PROMPT | Among the lines below, count those with "JSON". Give the total alone.

RAW DATA |
▶
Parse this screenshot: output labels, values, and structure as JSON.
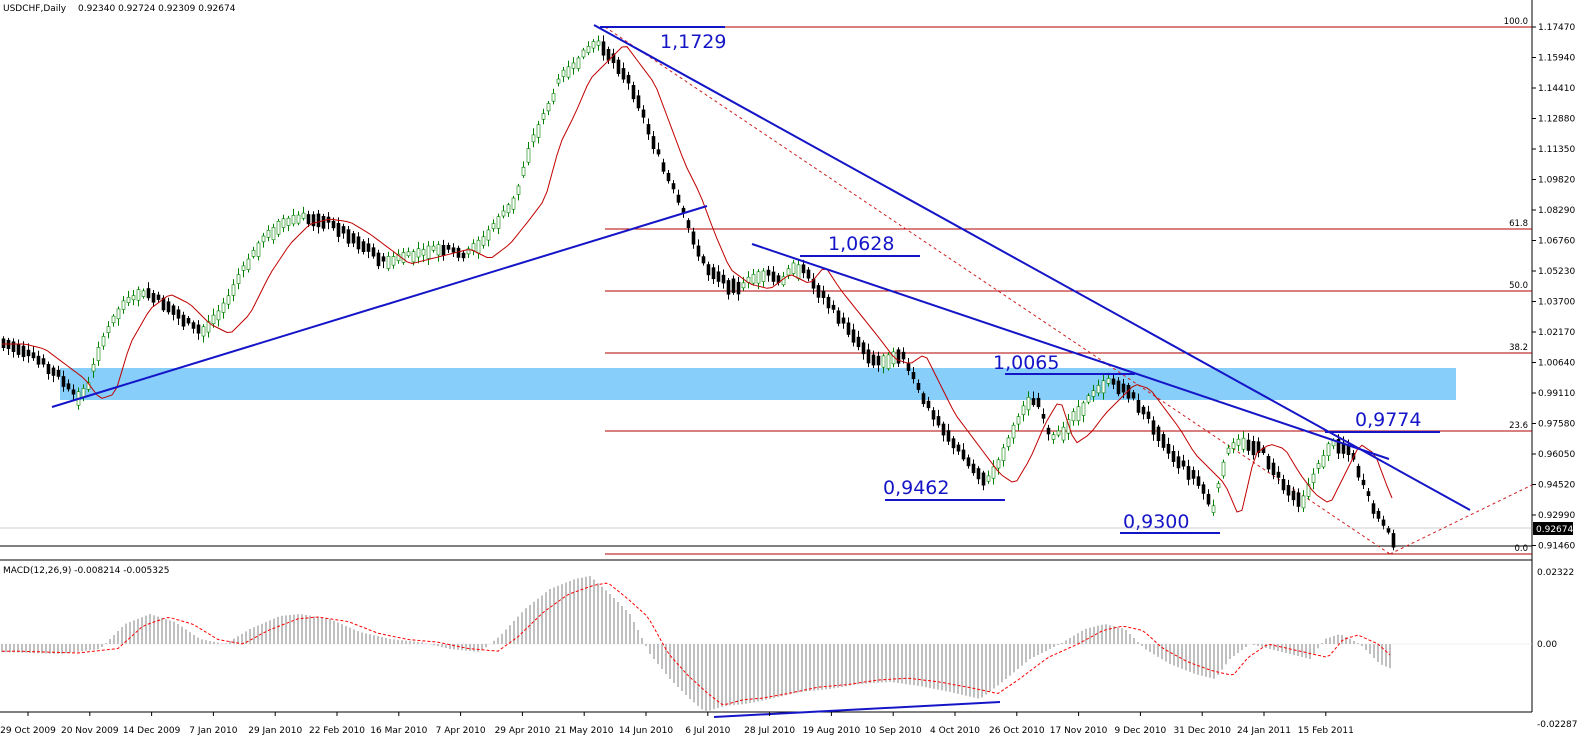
{
  "header": {
    "symbol_tf": "USDCHF,Daily",
    "ohlc": "0.92340 0.92724 0.92309 0.92674"
  },
  "price_axis": {
    "ticks": [
      "1.17470",
      "1.15940",
      "1.14410",
      "1.12880",
      "1.11350",
      "1.09820",
      "1.08290",
      "1.06760",
      "1.05230",
      "1.03700",
      "1.02170",
      "1.00640",
      "0.99110",
      "0.97580",
      "0.96050",
      "0.94520",
      "0.92990",
      "0.91460"
    ],
    "current_price": "0.92674"
  },
  "macd": {
    "label": "MACD(12,26,9) -0.008214 -0.005325",
    "ticks": [
      "0.02322",
      "0.00",
      "-0.02287"
    ]
  },
  "time_axis": {
    "labels": [
      "29 Oct 2009",
      "20 Nov 2009",
      "14 Dec 2009",
      "7 Jan 2010",
      "29 Jan 2010",
      "22 Feb 2010",
      "16 Mar 2010",
      "7 Apr 2010",
      "29 Apr 2010",
      "21 May 2010",
      "14 Jun 2010",
      "6 Jul 2010",
      "28 Jul 2010",
      "19 Aug 2010",
      "10 Sep 2010",
      "4 Oct 2010",
      "26 Oct 2010",
      "17 Nov 2010",
      "9 Dec 2010",
      "31 Dec 2010",
      "24 Jan 2011",
      "15 Feb 2011"
    ]
  },
  "fibonacci": {
    "levels": [
      "100.0",
      "61.8",
      "50.0",
      "38.2",
      "23.6",
      "0.0"
    ]
  },
  "annotations": {
    "high": "1,1729",
    "l1": "1,0628",
    "l2": "1,0065",
    "l3": "0,9774",
    "l4": "0,9462",
    "l5": "0,9300"
  },
  "colors": {
    "bull_candle": "#ffffff",
    "bear_candle": "#000000",
    "up_wick": "#008000",
    "moving_average": "#c00000",
    "trendline": "#1515c8",
    "fib_level": "#b00000",
    "support_zone": "#87cefa",
    "macd_hist": "#c0c0c0",
    "macd_signal": "#ff0000"
  }
}
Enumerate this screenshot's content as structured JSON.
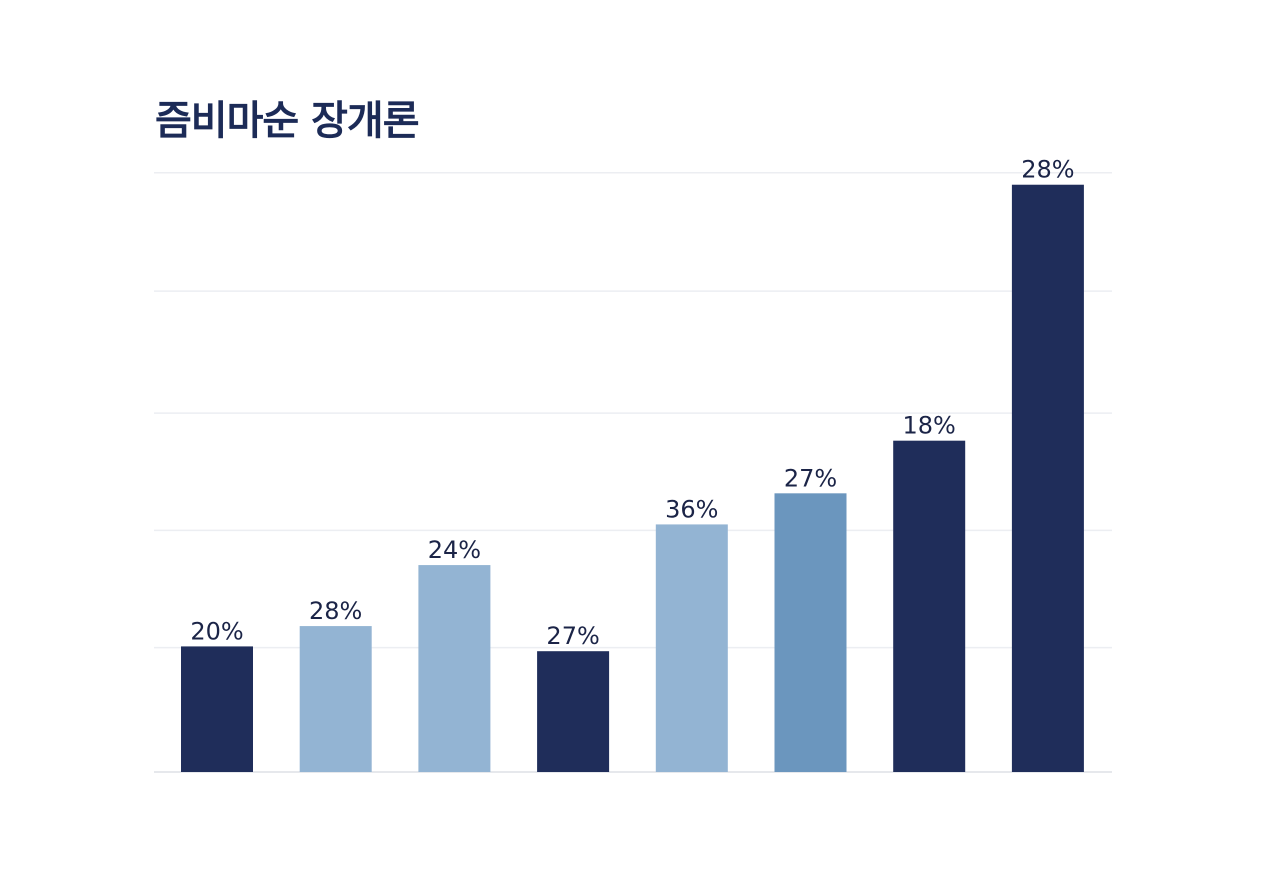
{
  "chart_data": {
    "type": "bar",
    "title": "즘비마순 장개론",
    "xlabel": "",
    "ylabel": "",
    "categories": [
      "",
      "",
      "",
      "",
      "",
      "",
      "",
      ""
    ],
    "values": [
      10.5,
      12.2,
      17.3,
      10.1,
      20.7,
      23.3,
      27.7,
      49.1
    ],
    "labels": [
      "20%",
      "28%",
      "24%",
      "27%",
      "36%",
      "27%",
      "18%",
      "28%"
    ],
    "colors": [
      "#1f2d5a",
      "#93b4d3",
      "#93b4d3",
      "#1f2d5a",
      "#93b4d3",
      "#6b96be",
      "#1f2d5a",
      "#1f2d5a"
    ],
    "ylim": [
      0,
      51
    ],
    "gridlines": [
      0,
      10.4,
      20.2,
      30,
      40.2,
      50.1
    ],
    "grid": true,
    "legend": "none"
  }
}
◀
FULL SOLUTION | 2